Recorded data
* * * * *

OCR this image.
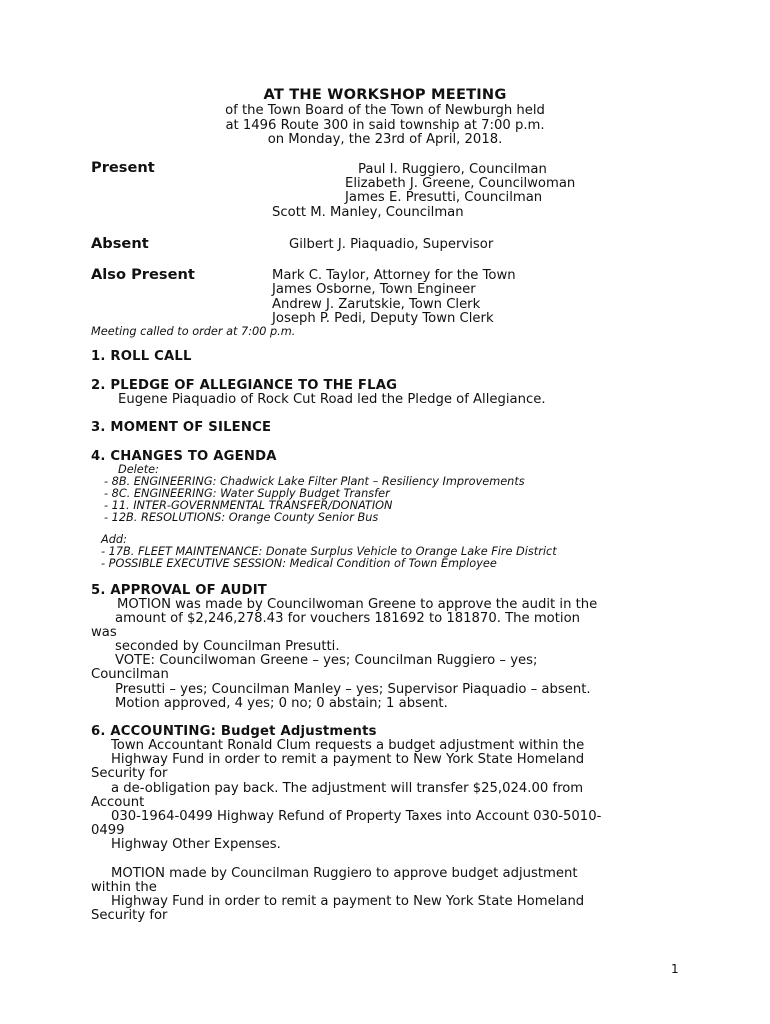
AT THE WORKSHOP MEETING
of the Town Board of the Town of Newburgh held
at 1496 Route 300 in said township at 7:00 p.m.
on Monday, the 23rd of April, 2018.
Present	Paul I. Ruggiero, Councilman
Elizabeth J. Greene, Councilwoman
James E. Presutti, Councilman
Scott M. Manley, Councilman
Absent	Gilbert J. Piaquadio, Supervisor
Also Present	Mark C. Taylor, Attorney for the Town
James Osborne, Town Engineer
Andrew J. Zarutskie, Town Clerk
Joseph P. Pedi, Deputy Town Clerk
Meeting called to order at 7:00 p.m.
1. ROLL CALL
2. PLEDGE OF ALLEGIANCE TO THE FLAG
Eugene Piaquadio of Rock Cut Road led the Pledge of Allegiance.
3. MOMENT OF SILENCE
4. CHANGES TO AGENDA
Delete:
- 8B. ENGINEERING: Chadwick Lake Filter Plant – Resiliency Improvements
- 8C. ENGINEERING: Water Supply Budget Transfer
- 11. INTER-GOVERNMENTAL TRANSFER/DONATION
- 12B. RESOLUTIONS: Orange County Senior Bus
Add:
- 17B. FLEET MAINTENANCE: Donate Surplus Vehicle to Orange Lake Fire District
- POSSIBLE EXECUTIVE SESSION: Medical Condition of Town Employee
5. APPROVAL OF AUDIT
MOTION was made by Councilwoman Greene to approve the audit in the
amount of $2,246,278.43 for vouchers 181692 to 181870. The motion
was
seconded by Councilman Presutti.
VOTE: Councilwoman Greene – yes; Councilman Ruggiero – yes;
Councilman
Presutti – yes; Councilman Manley – yes; Supervisor Piaquadio – absent.
Motion approved, 4 yes; 0 no; 0 abstain; 1 absent.
6. ACCOUNTING: Budget Adjustments
Town Accountant Ronald Clum requests a budget adjustment within the
Highway Fund in order to remit a payment to New York State Homeland
Security for
a de-obligation pay back. The adjustment will transfer $25,024.00 from
Account
030-1964-0499 Highway Refund of Property Taxes into Account 030-5010-
0499
Highway Other Expenses.
MOTION made by Councilman Ruggiero to approve budget adjustment
within the
Highway Fund in order to remit a payment to New York State Homeland
Security for
1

* * * * *

[Exercise requirements]: Print out the lines exactly, skipping any picture.

[Answer to the exercise]:
OCR this image.
AT THE WORKSHOP MEETING
of the Town Board of the Town of Newburgh held
at 1496 Route 300 in said township at 7:00 p.m.
on Monday, the 23rd of April, 2018.
Present	Paul I. Ruggiero, Councilman
Elizabeth J. Greene, Councilwoman
James E. Presutti, Councilman
Scott M. Manley, Councilman
Absent	Gilbert J. Piaquadio, Supervisor
Also Present	Mark C. Taylor, Attorney for the Town
James Osborne, Town Engineer
Andrew J. Zarutskie, Town Clerk
Joseph P. Pedi, Deputy Town Clerk
Meeting called to order at 7:00 p.m.
1. ROLL CALL
2. PLEDGE OF ALLEGIANCE TO THE FLAG
Eugene Piaquadio of Rock Cut Road led the Pledge of Allegiance.
3. MOMENT OF SILENCE
4. CHANGES TO AGENDA
Delete:
- 8B. ENGINEERING: Chadwick Lake Filter Plant – Resiliency Improvements
- 8C. ENGINEERING: Water Supply Budget Transfer
- 11. INTER-GOVERNMENTAL TRANSFER/DONATION
- 12B. RESOLUTIONS: Orange County Senior Bus
Add:
- 17B. FLEET MAINTENANCE: Donate Surplus Vehicle to Orange Lake Fire District
- POSSIBLE EXECUTIVE SESSION: Medical Condition of Town Employee
5. APPROVAL OF AUDIT
MOTION was made by Councilwoman Greene to approve the audit in the
amount of $2,246,278.43 for vouchers 181692 to 181870. The motion
was
seconded by Councilman Presutti.
VOTE: Councilwoman Greene – yes; Councilman Ruggiero – yes;
Councilman
Presutti – yes; Councilman Manley – yes; Supervisor Piaquadio – absent.
Motion approved, 4 yes; 0 no; 0 abstain; 1 absent.
6. ACCOUNTING: Budget Adjustments
Town Accountant Ronald Clum requests a budget adjustment within the
Highway Fund in order to remit a payment to New York State Homeland
Security for
a de-obligation pay back. The adjustment will transfer $25,024.00 from
Account
030-1964-0499 Highway Refund of Property Taxes into Account 030-5010-
0499
Highway Other Expenses.
MOTION made by Councilman Ruggiero to approve budget adjustment
within the
Highway Fund in order to remit a payment to New York State Homeland
Security for
1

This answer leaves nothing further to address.